Records:
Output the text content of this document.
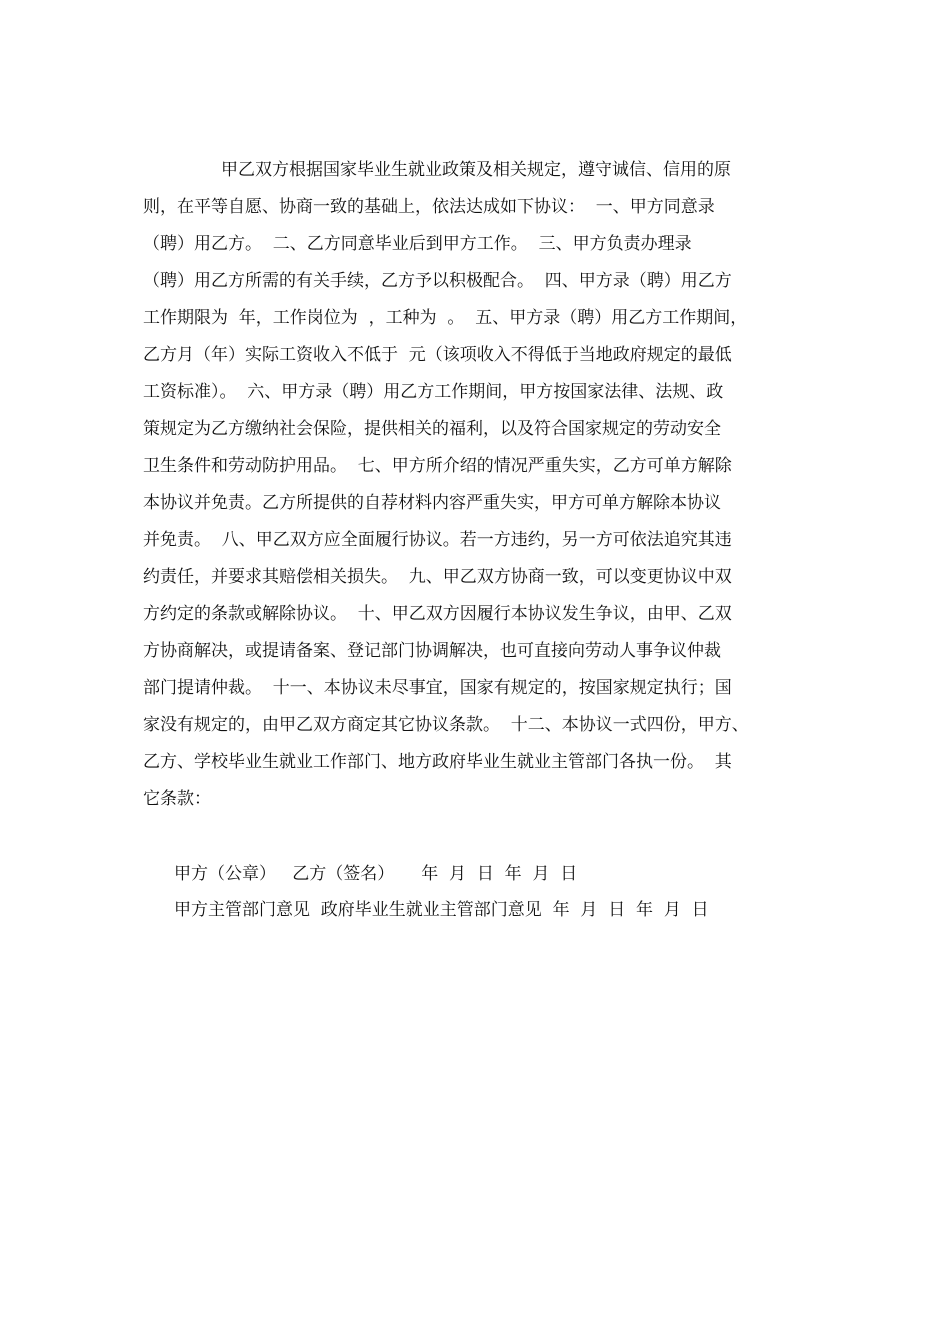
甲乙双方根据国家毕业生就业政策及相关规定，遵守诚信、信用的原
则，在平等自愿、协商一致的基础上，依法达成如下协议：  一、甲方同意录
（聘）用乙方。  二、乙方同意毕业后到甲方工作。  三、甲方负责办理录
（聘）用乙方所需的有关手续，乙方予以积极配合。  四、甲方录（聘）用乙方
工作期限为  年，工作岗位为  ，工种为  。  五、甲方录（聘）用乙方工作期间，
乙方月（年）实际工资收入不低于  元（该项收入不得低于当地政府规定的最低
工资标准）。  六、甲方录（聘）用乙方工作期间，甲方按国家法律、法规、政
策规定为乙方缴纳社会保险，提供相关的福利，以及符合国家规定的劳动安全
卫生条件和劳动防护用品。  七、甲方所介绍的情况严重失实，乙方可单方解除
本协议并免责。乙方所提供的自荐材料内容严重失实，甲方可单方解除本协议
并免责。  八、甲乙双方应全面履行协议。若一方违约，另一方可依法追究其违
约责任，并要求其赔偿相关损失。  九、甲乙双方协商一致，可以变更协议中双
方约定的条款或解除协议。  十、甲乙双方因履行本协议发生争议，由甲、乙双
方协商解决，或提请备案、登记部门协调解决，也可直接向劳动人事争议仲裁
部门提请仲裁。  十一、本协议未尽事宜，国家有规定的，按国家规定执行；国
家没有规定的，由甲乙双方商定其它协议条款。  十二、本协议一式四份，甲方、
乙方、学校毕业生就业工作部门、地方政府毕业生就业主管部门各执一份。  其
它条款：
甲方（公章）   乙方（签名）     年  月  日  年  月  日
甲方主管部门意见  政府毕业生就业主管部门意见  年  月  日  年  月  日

Task description: Transcribe every record above exactly, leaving out the pictures.

The output:
Output the text content of this document.
甲乙双方根据国家毕业生就业政策及相关规定，遵守诚信、信用的原
则，在平等自愿、协商一致的基础上，依法达成如下协议：  一、甲方同意录
（聘）用乙方。  二、乙方同意毕业后到甲方工作。  三、甲方负责办理录
（聘）用乙方所需的有关手续，乙方予以积极配合。  四、甲方录（聘）用乙方
工作期限为  年，工作岗位为  ，工种为  。  五、甲方录（聘）用乙方工作期间，
乙方月（年）实际工资收入不低于  元（该项收入不得低于当地政府规定的最低
工资标准）。  六、甲方录（聘）用乙方工作期间，甲方按国家法律、法规、政
策规定为乙方缴纳社会保险，提供相关的福利，以及符合国家规定的劳动安全
卫生条件和劳动防护用品。  七、甲方所介绍的情况严重失实，乙方可单方解除
本协议并免责。乙方所提供的自荐材料内容严重失实，甲方可单方解除本协议
并免责。  八、甲乙双方应全面履行协议。若一方违约，另一方可依法追究其违
约责任，并要求其赔偿相关损失。  九、甲乙双方协商一致，可以变更协议中双
方约定的条款或解除协议。  十、甲乙双方因履行本协议发生争议，由甲、乙双
方协商解决，或提请备案、登记部门协调解决，也可直接向劳动人事争议仲裁
部门提请仲裁。  十一、本协议未尽事宜，国家有规定的，按国家规定执行；国
家没有规定的，由甲乙双方商定其它协议条款。  十二、本协议一式四份，甲方、
乙方、学校毕业生就业工作部门、地方政府毕业生就业主管部门各执一份。  其
它条款：
甲方（公章）   乙方（签名）     年  月  日  年  月  日
甲方主管部门意见  政府毕业生就业主管部门意见  年  月  日  年  月  日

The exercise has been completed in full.